+++ DATA ENTRIES

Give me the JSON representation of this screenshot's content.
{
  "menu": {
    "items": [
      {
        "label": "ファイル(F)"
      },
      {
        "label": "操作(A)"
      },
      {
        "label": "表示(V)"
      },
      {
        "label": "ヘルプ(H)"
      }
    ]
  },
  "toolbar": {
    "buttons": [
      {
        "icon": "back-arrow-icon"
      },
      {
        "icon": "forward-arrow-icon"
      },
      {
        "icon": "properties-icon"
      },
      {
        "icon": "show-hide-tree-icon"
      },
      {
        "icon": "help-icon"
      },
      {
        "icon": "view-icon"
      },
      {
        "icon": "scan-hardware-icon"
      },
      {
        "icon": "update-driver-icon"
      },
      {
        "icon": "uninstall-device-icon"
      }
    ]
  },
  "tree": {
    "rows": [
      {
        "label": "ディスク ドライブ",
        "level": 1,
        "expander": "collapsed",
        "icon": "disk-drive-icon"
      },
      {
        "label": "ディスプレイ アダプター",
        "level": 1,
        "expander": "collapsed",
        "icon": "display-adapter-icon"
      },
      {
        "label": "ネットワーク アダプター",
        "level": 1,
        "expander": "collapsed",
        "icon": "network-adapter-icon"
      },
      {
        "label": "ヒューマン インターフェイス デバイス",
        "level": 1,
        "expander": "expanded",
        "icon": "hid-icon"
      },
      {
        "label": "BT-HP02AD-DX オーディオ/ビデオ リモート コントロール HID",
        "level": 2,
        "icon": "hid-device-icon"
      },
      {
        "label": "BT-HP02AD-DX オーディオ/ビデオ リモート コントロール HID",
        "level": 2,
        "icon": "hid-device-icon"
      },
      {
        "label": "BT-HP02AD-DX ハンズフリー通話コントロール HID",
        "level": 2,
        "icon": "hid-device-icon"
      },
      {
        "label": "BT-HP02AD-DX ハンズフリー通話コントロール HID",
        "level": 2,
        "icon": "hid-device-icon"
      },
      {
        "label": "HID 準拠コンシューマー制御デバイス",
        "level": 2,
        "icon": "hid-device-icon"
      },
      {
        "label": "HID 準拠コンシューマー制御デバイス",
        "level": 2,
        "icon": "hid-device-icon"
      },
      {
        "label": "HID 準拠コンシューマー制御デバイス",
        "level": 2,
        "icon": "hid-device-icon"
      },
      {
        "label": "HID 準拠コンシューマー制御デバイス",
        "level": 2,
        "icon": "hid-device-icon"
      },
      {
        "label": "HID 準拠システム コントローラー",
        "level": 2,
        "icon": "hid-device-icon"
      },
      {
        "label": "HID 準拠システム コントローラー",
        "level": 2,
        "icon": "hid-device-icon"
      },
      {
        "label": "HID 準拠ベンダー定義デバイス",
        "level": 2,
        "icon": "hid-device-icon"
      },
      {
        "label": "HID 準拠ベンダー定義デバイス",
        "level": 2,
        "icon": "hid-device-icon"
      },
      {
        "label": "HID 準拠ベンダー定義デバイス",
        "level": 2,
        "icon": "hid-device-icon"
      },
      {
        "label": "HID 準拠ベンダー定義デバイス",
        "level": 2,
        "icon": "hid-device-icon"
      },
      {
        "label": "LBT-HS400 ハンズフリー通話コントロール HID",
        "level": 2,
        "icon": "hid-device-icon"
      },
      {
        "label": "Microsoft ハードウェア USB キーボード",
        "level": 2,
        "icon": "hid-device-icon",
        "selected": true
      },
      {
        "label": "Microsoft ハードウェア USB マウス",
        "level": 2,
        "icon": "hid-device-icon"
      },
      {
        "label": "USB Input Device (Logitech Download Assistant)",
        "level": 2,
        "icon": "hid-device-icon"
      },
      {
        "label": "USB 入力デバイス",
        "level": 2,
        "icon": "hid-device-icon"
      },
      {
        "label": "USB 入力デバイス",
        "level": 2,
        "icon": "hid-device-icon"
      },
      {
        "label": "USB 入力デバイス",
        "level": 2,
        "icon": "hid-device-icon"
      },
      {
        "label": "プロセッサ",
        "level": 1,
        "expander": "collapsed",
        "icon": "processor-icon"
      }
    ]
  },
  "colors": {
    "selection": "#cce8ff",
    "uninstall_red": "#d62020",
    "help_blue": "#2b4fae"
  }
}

++++++

PROBLEM TO WORK ON:
From the entries above, list each line with "Microsoft" in it.

ANSWER TO THIS EXERCISE:
        "label": "Microsoft ハードウェア USB キーボード",
        "label": "Microsoft ハードウェア USB マウス",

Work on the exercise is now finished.